▶ _Data for the task_
-------------------------
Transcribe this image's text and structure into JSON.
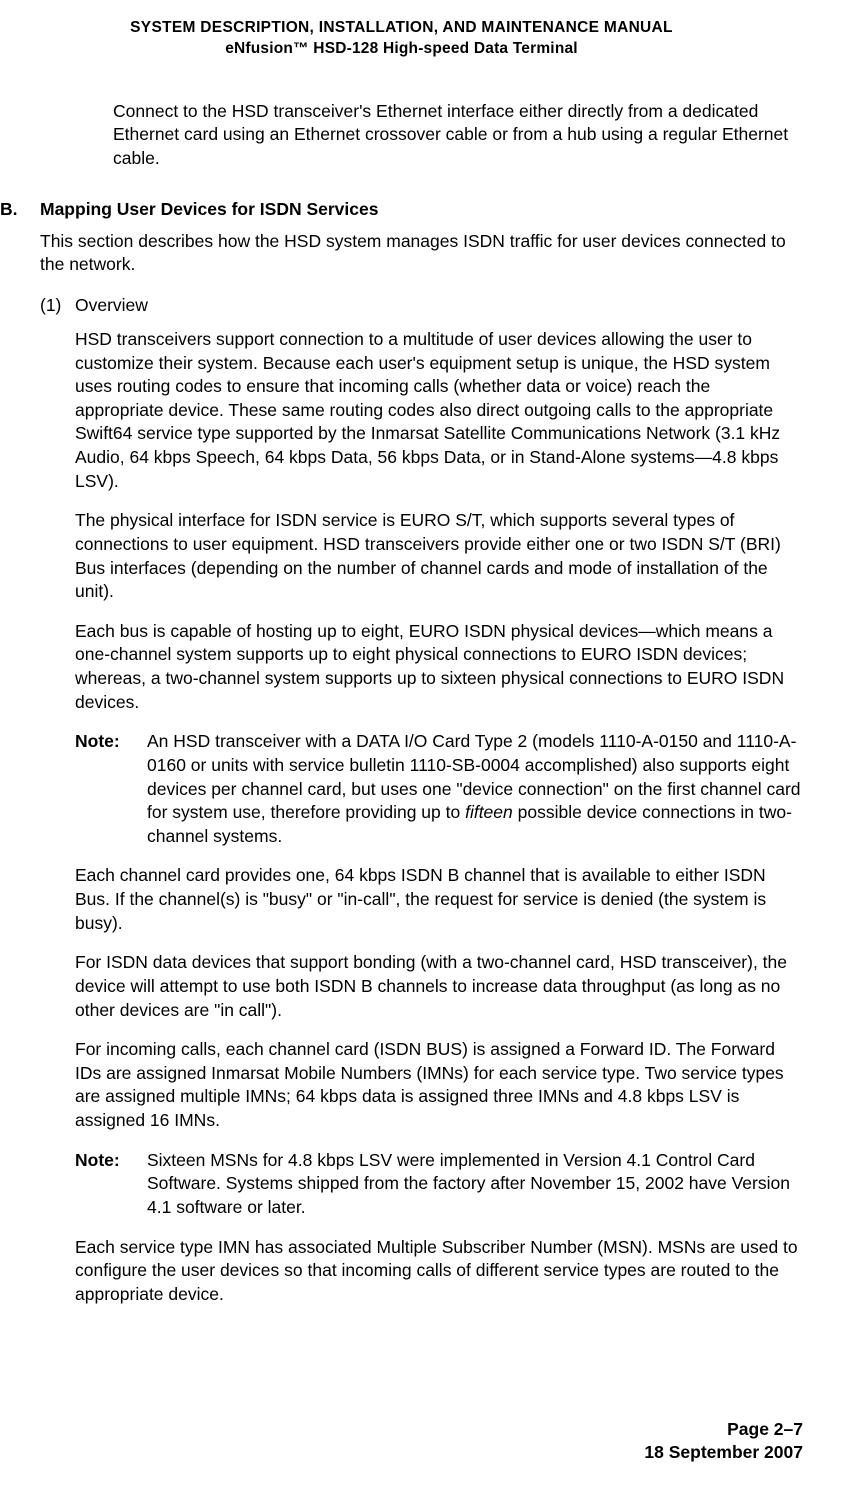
{
  "header": {
    "line1": "SYSTEM DESCRIPTION, INSTALLATION, AND MAINTENANCE MANUAL",
    "line2": "eNfusion™ HSD-128 High-speed Data Terminal"
  },
  "intro_para": "Connect to the HSD transceiver's Ethernet interface either directly from a dedicated Ethernet card using an Ethernet crossover cable or from a hub using a regular Ethernet cable.",
  "section": {
    "letter": "B.",
    "heading": "Mapping User Devices for ISDN Services",
    "intro": "This section describes how the HSD system manages ISDN traffic for user devices connected to the network."
  },
  "subsection": {
    "number": "(1)",
    "heading": "Overview",
    "paras": [
      "HSD transceivers support connection to a multitude of user devices allowing the user to customize their system. Because each user's equipment setup is unique, the HSD system uses routing codes to ensure that incoming calls (whether data or voice) reach the appropriate device. These same routing codes also direct outgoing calls to the appropriate Swift64 service type supported by the Inmarsat Satellite Communications Network (3.1 kHz Audio, 64 kbps Speech, 64 kbps Data, 56 kbps Data, or in Stand-Alone systems—4.8 kbps LSV).",
      "The physical interface for ISDN service is EURO S/T, which supports several types of connections to user equipment. HSD transceivers provide either one or two ISDN S/T (BRI) Bus interfaces (depending on the number of channel cards and mode of installation of the unit).",
      "Each bus is capable of hosting up to eight, EURO ISDN physical devices—which means a one-channel system supports up to eight physical connections to EURO ISDN devices; whereas, a two-channel system supports up to sixteen physical connections to EURO ISDN devices."
    ],
    "note1": {
      "label": "Note:",
      "content_pre": "An HSD transceiver with a DATA I/O Card Type 2 (models 1110-A-0150 and 1110-A-0160 or units with service bulletin 1110-SB-0004 accomplished) also supports eight devices per channel card, but uses one \"device connection\" on the first channel card for system use, therefore providing up to ",
      "content_italic": "fifteen",
      "content_post": " possible device connections in two-channel systems."
    },
    "paras2": [
      "Each channel card provides one, 64 kbps ISDN B channel that is available to either ISDN Bus. If the channel(s) is \"busy\" or \"in-call\", the request for service is denied (the system is busy).",
      "For ISDN data devices that support bonding (with a two-channel card, HSD transceiver), the device will attempt to use both ISDN B channels to increase data throughput (as long as no other devices are \"in call\").",
      "For incoming calls, each channel card (ISDN BUS) is assigned a Forward ID. The Forward IDs are assigned Inmarsat Mobile Numbers (IMNs) for each service type. Two service types are assigned multiple IMNs; 64 kbps data is assigned three IMNs and 4.8 kbps LSV is assigned 16 IMNs."
    ],
    "note2": {
      "label": "Note:",
      "content": "Sixteen MSNs for 4.8 kbps LSV were implemented in Version 4.1 Control Card Software. Systems shipped from the factory after November 15, 2002 have Version 4.1 software or later."
    },
    "paras3": [
      "Each service type IMN has associated Multiple Subscriber Number (MSN). MSNs are used to configure the user devices so that incoming calls of different service types are routed to the appropriate device."
    ]
  },
  "footer": {
    "page": "Page 2–7",
    "date": "18 September 2007"
  }
}
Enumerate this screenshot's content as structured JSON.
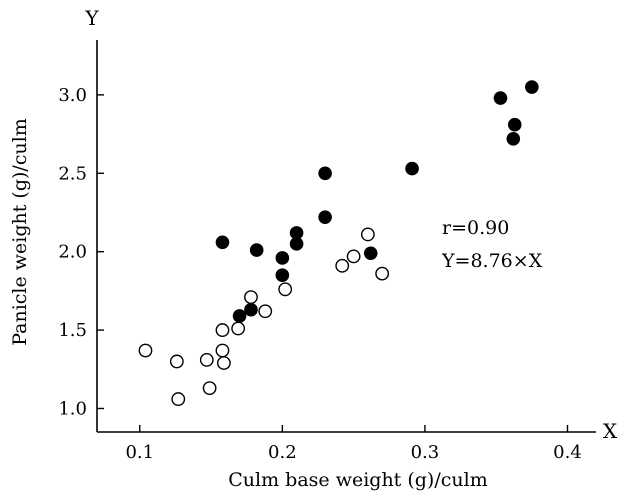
-------------------------
Without including the pictures, reproduce all entries exactly.

Transcribe this image's text and structure into JSON.
{
  "header": {
    "line1": "SYSTEM DESCRIPTION, INSTALLATION, AND MAINTENANCE MANUAL",
    "line2": "eNfusion™ HSD-128 High-speed Data Terminal"
  },
  "intro_para": "Connect to the HSD transceiver's Ethernet interface either directly from a dedicated Ethernet card using an Ethernet crossover cable or from a hub using a regular Ethernet cable.",
  "section": {
    "letter": "B.",
    "heading": "Mapping User Devices for ISDN Services",
    "intro": "This section describes how the HSD system manages ISDN traffic for user devices connected to the network."
  },
  "subsection": {
    "number": "(1)",
    "heading": "Overview",
    "paras": [
      "HSD transceivers support connection to a multitude of user devices allowing the user to customize their system. Because each user's equipment setup is unique, the HSD system uses routing codes to ensure that incoming calls (whether data or voice) reach the appropriate device. These same routing codes also direct outgoing calls to the appropriate Swift64 service type supported by the Inmarsat Satellite Communications Network (3.1 kHz Audio, 64 kbps Speech, 64 kbps Data, 56 kbps Data, or in Stand-Alone systems—4.8 kbps LSV).",
      "The physical interface for ISDN service is EURO S/T, which supports several types of connections to user equipment. HSD transceivers provide either one or two ISDN S/T (BRI) Bus interfaces (depending on the number of channel cards and mode of installation of the unit).",
      "Each bus is capable of hosting up to eight, EURO ISDN physical devices—which means a one-channel system supports up to eight physical connections to EURO ISDN devices; whereas, a two-channel system supports up to sixteen physical connections to EURO ISDN devices."
    ],
    "note1": {
      "label": "Note:",
      "content_pre": "An HSD transceiver with a DATA I/O Card Type 2 (models 1110-A-0150 and 1110-A-0160 or units with service bulletin 1110-SB-0004 accomplished) also supports eight devices per channel card, but uses one \"device connection\" on the first channel card for system use, therefore providing up to ",
      "content_italic": "fifteen",
      "content_post": " possible device connections in two-channel systems."
    },
    "paras2": [
      "Each channel card provides one, 64 kbps ISDN B channel that is available to either ISDN Bus. If the channel(s) is \"busy\" or \"in-call\", the request for service is denied (the system is busy).",
      "For ISDN data devices that support bonding (with a two-channel card, HSD transceiver), the device will attempt to use both ISDN B channels to increase data throughput (as long as no other devices are \"in call\").",
      "For incoming calls, each channel card (ISDN BUS) is assigned a Forward ID. The Forward IDs are assigned Inmarsat Mobile Numbers (IMNs) for each service type. Two service types are assigned multiple IMNs; 64 kbps data is assigned three IMNs and 4.8 kbps LSV is assigned 16 IMNs."
    ],
    "note2": {
      "label": "Note:",
      "content": "Sixteen MSNs for 4.8 kbps LSV were implemented in Version 4.1 Control Card Software. Systems shipped from the factory after November 15, 2002 have Version 4.1 software or later."
    },
    "paras3": [
      "Each service type IMN has associated Multiple Subscriber Number (MSN). MSNs are used to configure the user devices so that incoming calls of different service types are routed to the appropriate device."
    ]
  },
  "footer": {
    "page": "Page 2–7",
    "date": "18 September 2007"
  }
}
Enumerate this screenshot's content as structured JSON.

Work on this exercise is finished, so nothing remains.